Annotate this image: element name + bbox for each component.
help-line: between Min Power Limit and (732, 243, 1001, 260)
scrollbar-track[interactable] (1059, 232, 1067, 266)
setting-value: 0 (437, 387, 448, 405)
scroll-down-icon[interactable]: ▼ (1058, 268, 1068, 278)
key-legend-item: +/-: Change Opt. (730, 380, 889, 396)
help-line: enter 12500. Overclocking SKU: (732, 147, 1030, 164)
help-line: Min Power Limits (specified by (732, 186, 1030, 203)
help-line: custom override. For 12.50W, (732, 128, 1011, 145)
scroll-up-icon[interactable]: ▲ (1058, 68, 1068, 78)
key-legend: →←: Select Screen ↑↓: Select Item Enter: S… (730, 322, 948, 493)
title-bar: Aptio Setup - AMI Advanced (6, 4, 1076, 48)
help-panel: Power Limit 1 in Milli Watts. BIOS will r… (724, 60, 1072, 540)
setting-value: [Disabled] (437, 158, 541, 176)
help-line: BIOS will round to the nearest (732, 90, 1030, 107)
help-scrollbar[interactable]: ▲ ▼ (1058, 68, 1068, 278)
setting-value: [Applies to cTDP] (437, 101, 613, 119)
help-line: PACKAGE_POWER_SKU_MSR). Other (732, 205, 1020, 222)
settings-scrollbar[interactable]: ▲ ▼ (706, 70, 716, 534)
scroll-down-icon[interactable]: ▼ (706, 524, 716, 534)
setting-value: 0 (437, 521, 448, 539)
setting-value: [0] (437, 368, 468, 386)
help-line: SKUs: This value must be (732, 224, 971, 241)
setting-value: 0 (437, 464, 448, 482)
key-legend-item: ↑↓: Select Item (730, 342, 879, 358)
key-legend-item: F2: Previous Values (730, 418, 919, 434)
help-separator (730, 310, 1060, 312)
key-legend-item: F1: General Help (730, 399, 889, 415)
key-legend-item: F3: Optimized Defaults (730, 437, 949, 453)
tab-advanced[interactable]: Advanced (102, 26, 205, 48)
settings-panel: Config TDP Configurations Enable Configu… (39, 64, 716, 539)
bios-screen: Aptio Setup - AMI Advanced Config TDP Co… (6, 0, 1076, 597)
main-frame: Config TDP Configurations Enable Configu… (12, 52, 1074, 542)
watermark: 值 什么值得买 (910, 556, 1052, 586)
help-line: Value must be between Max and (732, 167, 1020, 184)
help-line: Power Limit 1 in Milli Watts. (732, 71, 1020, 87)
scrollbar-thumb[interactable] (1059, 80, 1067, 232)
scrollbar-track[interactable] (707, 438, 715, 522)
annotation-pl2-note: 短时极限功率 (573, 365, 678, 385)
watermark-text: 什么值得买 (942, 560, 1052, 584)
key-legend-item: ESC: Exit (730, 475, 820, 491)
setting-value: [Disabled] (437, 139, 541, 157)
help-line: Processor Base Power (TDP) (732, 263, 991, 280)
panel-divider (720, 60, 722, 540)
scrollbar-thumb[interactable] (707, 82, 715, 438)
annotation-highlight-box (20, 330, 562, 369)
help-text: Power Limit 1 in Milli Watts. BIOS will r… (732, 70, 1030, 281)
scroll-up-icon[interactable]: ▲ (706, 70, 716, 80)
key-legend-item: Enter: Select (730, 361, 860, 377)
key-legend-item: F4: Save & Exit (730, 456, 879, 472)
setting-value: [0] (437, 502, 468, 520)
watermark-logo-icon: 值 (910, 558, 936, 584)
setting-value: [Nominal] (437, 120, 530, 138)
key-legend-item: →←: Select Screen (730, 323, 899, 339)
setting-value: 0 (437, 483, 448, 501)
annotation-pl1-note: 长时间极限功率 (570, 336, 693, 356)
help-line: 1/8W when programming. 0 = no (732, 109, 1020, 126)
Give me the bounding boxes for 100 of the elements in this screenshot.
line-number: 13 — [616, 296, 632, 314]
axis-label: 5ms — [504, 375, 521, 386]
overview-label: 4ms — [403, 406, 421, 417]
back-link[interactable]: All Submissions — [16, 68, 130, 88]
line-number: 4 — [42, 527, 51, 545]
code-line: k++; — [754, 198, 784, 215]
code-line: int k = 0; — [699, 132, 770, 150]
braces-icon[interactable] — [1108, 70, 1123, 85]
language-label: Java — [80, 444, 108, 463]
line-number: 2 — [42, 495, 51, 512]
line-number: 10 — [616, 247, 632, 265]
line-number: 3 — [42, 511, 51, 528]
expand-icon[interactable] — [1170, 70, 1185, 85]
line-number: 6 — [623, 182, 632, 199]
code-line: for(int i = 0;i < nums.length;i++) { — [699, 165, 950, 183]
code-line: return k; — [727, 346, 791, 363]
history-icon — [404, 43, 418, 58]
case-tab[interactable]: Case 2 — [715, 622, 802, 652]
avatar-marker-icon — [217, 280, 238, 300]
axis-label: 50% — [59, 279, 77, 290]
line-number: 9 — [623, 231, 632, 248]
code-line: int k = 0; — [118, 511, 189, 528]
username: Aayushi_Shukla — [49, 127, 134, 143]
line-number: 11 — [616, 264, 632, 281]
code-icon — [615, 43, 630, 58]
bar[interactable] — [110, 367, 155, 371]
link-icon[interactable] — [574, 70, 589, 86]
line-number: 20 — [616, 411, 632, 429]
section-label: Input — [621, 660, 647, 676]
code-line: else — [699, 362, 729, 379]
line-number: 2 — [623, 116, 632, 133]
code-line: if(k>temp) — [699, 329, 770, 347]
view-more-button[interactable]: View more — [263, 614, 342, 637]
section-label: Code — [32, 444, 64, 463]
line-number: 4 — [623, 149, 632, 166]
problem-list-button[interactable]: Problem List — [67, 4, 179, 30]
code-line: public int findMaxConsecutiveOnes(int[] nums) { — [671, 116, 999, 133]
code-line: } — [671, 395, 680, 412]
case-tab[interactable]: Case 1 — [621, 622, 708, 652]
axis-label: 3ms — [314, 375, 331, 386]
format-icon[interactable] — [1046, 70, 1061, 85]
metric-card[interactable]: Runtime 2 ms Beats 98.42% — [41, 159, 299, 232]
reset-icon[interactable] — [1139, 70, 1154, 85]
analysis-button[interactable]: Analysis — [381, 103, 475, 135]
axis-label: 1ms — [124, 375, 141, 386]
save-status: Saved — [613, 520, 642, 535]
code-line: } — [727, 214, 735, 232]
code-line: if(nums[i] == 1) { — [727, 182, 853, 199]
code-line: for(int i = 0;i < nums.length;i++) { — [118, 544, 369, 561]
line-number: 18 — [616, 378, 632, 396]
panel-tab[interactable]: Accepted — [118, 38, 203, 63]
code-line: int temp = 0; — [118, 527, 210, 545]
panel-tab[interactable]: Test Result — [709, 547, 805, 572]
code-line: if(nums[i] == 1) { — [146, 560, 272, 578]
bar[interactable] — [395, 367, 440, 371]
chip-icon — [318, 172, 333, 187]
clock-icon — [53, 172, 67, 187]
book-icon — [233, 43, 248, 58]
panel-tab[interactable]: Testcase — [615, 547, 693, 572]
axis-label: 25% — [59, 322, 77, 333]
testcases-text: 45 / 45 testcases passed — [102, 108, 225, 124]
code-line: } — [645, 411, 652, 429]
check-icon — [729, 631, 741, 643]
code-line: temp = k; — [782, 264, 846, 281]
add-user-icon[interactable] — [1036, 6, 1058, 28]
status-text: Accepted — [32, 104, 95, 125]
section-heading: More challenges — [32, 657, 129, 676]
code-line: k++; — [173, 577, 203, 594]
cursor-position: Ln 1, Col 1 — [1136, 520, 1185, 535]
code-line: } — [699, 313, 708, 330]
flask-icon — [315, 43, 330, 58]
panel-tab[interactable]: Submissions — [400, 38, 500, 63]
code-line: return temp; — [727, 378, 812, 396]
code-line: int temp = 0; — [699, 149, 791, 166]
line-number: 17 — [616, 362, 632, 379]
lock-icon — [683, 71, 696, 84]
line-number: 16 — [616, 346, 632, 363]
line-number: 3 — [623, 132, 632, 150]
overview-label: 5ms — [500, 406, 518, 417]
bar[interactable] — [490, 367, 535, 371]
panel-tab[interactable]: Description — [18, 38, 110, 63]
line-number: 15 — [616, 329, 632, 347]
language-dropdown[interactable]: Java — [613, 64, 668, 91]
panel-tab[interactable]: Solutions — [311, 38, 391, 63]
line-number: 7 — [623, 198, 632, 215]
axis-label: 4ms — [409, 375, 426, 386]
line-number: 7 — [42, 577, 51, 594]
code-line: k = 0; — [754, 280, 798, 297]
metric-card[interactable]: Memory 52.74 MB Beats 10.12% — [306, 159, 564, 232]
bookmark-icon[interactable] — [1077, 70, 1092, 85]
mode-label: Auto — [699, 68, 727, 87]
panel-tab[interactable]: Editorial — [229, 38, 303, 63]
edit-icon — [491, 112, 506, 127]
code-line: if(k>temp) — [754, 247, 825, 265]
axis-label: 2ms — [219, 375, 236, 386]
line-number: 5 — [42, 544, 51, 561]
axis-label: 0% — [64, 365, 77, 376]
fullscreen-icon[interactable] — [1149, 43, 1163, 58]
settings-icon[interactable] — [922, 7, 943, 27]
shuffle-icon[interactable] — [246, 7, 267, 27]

________________________

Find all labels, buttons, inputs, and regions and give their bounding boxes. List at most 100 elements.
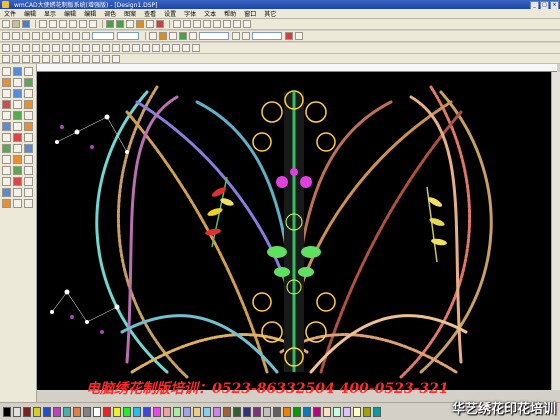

________________________

Short task.
Take the rows starting with the line that contains "Annotate this image: element" and going on through the line that contains "help-line: BIOS will", and rewrite them with "setting-value" changed to "option-value" and nothing else altered.

Completed task.
Annotate this image: element name + bbox for each component.
help-line: between Min Power Limit and (732, 243, 1001, 260)
scrollbar-track[interactable] (1059, 232, 1067, 266)
option-value: 0 (437, 387, 448, 405)
scroll-down-icon[interactable]: ▼ (1058, 268, 1068, 278)
key-legend-item: +/-: Change Opt. (730, 380, 889, 396)
help-line: enter 12500. Overclocking SKU: (732, 147, 1030, 164)
help-line: Min Power Limits (specified by (732, 186, 1030, 203)
help-line: custom override. For 12.50W, (732, 128, 1011, 145)
scroll-up-icon[interactable]: ▲ (1058, 68, 1068, 78)
key-legend: →←: Select Screen ↑↓: Select Item Enter: S… (730, 322, 948, 493)
title-bar: Aptio Setup - AMI Advanced (6, 4, 1076, 48)
help-panel: Power Limit 1 in Milli Watts. BIOS will r… (724, 60, 1072, 540)
option-value: [Disabled] (437, 158, 541, 176)
help-line: BIOS will round to the nearest (732, 90, 1030, 107)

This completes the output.